▸ EXERCISE DIRECTIONS
Scan the material for the word "Kernal", and copy each line where it shows up.

══ ENTRIES SUPPLIED ══

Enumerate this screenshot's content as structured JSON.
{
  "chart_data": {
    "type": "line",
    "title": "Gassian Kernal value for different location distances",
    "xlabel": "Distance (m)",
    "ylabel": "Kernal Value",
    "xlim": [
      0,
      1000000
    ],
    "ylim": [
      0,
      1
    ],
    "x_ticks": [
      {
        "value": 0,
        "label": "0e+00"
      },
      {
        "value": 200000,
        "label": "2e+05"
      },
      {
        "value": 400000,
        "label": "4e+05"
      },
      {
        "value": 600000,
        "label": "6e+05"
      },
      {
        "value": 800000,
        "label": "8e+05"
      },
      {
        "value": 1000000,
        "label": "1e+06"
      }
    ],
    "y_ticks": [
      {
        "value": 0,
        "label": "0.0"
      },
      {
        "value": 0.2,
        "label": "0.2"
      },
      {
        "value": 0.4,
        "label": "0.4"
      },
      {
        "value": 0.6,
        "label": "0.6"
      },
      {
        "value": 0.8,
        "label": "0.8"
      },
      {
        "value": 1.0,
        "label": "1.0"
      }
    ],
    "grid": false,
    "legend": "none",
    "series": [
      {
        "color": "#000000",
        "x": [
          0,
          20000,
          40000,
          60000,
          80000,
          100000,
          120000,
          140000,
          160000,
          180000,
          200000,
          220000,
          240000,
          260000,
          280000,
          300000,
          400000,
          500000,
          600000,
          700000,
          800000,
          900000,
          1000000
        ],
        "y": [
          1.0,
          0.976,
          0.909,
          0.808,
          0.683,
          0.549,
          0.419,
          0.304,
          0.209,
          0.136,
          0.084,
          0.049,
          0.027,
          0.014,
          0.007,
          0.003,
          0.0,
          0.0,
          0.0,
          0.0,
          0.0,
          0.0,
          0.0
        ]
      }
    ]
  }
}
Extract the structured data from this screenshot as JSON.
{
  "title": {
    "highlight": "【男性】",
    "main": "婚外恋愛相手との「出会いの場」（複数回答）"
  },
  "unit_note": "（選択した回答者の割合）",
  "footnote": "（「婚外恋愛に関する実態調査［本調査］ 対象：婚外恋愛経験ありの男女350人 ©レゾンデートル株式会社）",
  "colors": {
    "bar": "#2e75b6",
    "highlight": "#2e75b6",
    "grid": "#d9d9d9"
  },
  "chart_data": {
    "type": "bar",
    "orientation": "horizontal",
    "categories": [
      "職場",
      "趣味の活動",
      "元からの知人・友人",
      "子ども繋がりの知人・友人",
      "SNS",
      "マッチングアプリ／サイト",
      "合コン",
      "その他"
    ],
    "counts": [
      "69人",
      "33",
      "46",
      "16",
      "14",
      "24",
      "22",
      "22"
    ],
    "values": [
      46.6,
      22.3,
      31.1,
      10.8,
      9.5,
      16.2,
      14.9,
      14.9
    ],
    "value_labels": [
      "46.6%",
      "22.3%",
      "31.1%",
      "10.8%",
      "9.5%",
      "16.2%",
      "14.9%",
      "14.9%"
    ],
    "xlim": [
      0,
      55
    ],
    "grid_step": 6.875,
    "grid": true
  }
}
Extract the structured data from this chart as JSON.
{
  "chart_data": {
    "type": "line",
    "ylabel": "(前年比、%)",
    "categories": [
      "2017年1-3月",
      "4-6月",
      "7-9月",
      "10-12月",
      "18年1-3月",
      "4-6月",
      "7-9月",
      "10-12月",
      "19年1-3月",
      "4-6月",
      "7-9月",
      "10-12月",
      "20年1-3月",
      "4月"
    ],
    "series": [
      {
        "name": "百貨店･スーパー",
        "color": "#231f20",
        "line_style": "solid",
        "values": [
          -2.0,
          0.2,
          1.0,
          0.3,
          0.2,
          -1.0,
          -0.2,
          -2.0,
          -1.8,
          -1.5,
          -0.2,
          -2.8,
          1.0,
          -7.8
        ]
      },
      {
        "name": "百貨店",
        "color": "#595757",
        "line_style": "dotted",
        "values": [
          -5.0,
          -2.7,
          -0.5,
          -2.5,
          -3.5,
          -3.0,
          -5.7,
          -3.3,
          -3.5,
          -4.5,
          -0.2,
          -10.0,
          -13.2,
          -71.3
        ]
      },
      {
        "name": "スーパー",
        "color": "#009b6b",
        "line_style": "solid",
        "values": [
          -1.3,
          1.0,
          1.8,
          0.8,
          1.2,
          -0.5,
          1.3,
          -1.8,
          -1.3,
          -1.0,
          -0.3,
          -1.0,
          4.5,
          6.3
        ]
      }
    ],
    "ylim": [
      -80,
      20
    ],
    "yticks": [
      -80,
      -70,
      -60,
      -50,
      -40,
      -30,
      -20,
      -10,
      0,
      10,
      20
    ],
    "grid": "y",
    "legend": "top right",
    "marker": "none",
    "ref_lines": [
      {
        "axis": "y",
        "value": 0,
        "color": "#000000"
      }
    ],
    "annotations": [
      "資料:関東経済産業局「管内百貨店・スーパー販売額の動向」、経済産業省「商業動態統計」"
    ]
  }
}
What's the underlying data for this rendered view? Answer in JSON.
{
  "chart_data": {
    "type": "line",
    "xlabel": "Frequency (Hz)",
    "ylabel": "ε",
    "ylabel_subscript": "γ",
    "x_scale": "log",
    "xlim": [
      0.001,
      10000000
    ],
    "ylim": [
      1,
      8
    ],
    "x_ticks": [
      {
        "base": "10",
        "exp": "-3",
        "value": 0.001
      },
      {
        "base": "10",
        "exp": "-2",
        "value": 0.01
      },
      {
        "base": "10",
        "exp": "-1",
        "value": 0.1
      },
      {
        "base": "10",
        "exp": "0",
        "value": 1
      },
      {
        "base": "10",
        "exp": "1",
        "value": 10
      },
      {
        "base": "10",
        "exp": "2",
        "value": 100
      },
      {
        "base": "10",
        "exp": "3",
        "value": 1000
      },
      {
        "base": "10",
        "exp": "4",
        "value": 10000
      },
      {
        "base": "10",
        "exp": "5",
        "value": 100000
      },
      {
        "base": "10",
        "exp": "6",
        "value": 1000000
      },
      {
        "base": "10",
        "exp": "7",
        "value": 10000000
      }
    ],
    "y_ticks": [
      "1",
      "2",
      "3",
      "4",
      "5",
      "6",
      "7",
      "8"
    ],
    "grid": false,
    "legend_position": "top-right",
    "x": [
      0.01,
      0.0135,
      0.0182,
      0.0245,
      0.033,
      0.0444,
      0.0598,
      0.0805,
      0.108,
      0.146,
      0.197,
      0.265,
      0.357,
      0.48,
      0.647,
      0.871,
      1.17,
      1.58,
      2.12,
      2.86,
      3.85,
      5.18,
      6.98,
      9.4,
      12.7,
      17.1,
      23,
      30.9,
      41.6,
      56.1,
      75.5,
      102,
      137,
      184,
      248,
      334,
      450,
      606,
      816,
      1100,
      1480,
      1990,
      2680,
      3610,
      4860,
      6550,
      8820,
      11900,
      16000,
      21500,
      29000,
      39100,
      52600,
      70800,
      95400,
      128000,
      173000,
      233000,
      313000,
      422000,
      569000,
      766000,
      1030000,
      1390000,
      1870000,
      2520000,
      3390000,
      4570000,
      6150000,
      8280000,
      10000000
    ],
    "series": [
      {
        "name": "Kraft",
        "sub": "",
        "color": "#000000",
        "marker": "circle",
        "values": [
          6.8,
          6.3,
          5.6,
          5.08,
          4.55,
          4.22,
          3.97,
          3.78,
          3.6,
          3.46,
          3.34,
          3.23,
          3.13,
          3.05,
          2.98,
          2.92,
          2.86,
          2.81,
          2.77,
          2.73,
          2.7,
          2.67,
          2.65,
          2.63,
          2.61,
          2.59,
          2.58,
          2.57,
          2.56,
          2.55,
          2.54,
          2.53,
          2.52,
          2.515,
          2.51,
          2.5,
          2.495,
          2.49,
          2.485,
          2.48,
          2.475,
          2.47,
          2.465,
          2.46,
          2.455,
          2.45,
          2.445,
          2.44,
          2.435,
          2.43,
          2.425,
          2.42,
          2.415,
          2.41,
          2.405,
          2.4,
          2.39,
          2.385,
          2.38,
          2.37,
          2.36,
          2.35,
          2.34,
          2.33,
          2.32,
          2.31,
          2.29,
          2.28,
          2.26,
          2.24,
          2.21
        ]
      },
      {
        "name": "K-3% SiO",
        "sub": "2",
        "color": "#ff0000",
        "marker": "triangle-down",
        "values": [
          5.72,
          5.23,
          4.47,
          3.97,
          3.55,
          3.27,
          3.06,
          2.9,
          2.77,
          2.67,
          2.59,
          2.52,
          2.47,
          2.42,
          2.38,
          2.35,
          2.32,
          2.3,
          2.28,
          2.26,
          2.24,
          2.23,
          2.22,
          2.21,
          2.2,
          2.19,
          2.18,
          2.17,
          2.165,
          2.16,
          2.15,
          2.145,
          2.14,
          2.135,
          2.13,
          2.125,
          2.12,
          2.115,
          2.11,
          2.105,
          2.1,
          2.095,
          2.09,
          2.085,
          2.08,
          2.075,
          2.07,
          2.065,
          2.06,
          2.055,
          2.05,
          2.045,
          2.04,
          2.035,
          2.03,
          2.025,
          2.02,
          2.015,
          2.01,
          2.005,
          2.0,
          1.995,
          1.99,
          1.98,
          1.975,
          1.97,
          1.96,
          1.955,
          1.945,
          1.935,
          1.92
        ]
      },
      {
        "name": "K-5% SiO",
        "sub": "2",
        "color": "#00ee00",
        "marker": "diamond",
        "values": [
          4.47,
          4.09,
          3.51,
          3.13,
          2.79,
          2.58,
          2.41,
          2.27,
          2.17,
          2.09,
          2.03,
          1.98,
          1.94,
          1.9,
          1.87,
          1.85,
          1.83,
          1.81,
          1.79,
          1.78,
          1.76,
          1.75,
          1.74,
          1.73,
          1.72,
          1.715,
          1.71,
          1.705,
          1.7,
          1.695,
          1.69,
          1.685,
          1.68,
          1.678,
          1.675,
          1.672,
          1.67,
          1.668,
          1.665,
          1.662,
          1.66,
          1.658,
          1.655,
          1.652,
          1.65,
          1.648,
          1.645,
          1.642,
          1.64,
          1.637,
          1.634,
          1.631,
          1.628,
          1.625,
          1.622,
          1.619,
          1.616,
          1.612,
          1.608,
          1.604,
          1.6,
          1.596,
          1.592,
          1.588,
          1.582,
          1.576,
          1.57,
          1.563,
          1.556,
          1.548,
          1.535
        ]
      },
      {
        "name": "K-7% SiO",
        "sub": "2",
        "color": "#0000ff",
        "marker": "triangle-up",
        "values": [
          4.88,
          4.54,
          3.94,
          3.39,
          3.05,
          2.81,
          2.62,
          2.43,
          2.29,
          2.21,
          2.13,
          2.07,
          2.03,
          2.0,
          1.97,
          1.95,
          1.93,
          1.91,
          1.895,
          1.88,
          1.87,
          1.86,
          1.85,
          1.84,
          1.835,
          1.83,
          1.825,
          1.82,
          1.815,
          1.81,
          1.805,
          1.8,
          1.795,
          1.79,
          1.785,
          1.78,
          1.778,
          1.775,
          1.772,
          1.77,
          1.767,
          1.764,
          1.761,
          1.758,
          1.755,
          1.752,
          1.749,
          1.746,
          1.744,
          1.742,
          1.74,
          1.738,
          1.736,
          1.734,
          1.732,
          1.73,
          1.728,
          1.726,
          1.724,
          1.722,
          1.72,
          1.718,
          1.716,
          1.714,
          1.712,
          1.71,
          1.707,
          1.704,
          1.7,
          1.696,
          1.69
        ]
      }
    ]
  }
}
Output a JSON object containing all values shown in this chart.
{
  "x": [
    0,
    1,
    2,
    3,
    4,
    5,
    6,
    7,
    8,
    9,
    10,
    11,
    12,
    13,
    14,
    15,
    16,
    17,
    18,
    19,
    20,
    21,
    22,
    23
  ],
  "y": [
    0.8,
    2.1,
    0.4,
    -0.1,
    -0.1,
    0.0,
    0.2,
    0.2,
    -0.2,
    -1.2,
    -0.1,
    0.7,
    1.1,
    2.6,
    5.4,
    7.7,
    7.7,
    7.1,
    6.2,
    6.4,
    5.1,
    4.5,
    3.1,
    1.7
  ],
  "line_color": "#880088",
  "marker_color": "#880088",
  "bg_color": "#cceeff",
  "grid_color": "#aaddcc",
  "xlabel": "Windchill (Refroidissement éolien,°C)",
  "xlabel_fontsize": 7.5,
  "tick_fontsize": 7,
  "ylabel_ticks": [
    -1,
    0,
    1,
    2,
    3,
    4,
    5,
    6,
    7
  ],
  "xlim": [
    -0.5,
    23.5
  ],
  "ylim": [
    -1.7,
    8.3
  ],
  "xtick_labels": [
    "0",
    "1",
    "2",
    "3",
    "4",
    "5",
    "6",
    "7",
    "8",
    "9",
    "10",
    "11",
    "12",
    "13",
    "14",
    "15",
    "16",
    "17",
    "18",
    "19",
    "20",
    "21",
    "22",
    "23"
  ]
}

═══

▸ TASK OUTPUT
    "title": "Gassian Kernal value for different location distances",
    "ylabel": "Kernal Value",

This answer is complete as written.